Your task :: Beneath this sentence is a set of records; write each of them out exactly.

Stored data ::
## start

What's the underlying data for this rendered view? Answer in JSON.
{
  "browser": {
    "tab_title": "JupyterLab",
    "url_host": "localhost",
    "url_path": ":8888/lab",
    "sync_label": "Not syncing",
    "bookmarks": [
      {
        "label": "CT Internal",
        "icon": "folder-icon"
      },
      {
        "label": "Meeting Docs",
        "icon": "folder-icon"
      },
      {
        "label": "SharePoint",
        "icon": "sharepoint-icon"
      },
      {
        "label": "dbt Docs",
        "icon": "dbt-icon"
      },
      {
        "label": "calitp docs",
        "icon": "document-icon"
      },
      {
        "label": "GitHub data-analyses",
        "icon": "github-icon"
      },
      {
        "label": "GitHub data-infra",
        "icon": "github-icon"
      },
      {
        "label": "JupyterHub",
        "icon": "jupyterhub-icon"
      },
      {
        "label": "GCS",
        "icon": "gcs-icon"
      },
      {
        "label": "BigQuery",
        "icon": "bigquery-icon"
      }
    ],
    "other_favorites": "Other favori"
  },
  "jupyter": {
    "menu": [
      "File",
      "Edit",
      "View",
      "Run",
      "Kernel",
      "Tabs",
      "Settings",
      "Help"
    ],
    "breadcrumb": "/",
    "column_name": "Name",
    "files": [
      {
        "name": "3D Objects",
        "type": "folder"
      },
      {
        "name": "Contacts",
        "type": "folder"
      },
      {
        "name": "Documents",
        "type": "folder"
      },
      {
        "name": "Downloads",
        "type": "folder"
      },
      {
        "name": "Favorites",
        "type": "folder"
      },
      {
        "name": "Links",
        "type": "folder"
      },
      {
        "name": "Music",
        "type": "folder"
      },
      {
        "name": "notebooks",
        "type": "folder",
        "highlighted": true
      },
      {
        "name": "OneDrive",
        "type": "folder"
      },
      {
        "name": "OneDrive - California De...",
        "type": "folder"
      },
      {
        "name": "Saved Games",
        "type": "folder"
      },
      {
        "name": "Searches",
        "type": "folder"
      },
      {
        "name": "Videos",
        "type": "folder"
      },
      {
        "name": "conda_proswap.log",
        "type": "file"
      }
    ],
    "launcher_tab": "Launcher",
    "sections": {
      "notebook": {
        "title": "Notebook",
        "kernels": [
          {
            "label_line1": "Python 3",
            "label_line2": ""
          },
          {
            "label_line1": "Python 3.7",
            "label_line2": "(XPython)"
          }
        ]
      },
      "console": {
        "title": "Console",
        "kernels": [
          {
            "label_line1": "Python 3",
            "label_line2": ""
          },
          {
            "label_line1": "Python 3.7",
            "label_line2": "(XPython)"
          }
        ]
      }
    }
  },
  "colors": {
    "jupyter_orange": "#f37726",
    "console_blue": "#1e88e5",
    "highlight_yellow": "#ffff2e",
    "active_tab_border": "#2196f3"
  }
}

## end

Output below ::
What's the underlying data for this rendered view? Answer in JSON.
{
  "browser": {
    "tab_title": "JupyterLab",
    "url_host": "localhost",
    "url_path": ":8888/lab",
    "sync_label": "Not syncing",
    "bookmarks": [
      {
        "label": "CT Internal",
        "icon": "folder-icon"
      },
      {
        "label": "Meeting Docs",
        "icon": "folder-icon"
      },
      {
        "label": "SharePoint",
        "icon": "sharepoint-icon"
      },
      {
        "label": "dbt Docs",
        "icon": "dbt-icon"
      },
      {
        "label": "calitp docs",
        "icon": "document-icon"
      },
      {
        "label": "GitHub data-analyses",
        "icon": "github-icon"
      },
      {
        "label": "GitHub data-infra",
        "icon": "github-icon"
      },
      {
        "label": "JupyterHub",
        "icon": "jupyterhub-icon"
      },
      {
        "label": "GCS",
        "icon": "gcs-icon"
      },
      {
        "label": "BigQuery",
        "icon": "bigquery-icon"
      }
    ],
    "other_favorites": "Other favori"
  },
  "jupyter": {
    "menu": [
      "File",
      "Edit",
      "View",
      "Run",
      "Kernel",
      "Tabs",
      "Settings",
      "Help"
    ],
    "breadcrumb": "/",
    "column_name": "Name",
    "files": [
      {
        "name": "3D Objects",
        "type": "folder"
      },
      {
        "name": "Contacts",
        "type": "folder"
      },
      {
        "name": "Documents",
        "type": "folder"
      },
      {
        "name": "Downloads",
        "type": "folder"
      },
      {
        "name": "Favorites",
        "type": "folder"
      },
      {
        "name": "Links",
        "type": "folder"
      },
      {
        "name": "Music",
        "type": "folder"
      },
      {
        "name": "notebooks",
        "type": "folder",
        "highlighted": true
      },
      {
        "name": "OneDrive",
        "type": "folder"
      },
      {
        "name": "OneDrive - California De...",
        "type": "folder"
      },
      {
        "name": "Saved Games",
        "type": "folder"
      },
      {
        "name": "Searches",
        "type": "folder"
      },
      {
        "name": "Videos",
        "type": "folder"
      },
      {
        "name": "conda_proswap.log",
        "type": "file"
      }
    ],
    "launcher_tab": "Launcher",
    "sections": {
      "notebook": {
        "title": "Notebook",
        "kernels": [
          {
            "label_line1": "Python 3",
            "label_line2": ""
          },
          {
            "label_line1": "Python 3.7",
            "label_line2": "(XPython)"
          }
        ]
      },
      "console": {
        "title": "Console",
        "kernels": [
          {
            "label_line1": "Python 3",
            "label_line2": ""
          },
          {
            "label_line1": "Python 3.7",
            "label_line2": "(XPython)"
          }
        ]
      }
    }
  },
  "colors": {
    "jupyter_orange": "#f37726",
    "console_blue": "#1e88e5",
    "highlight_yellow": "#ffff2e",
    "active_tab_border": "#2196f3"
  }
}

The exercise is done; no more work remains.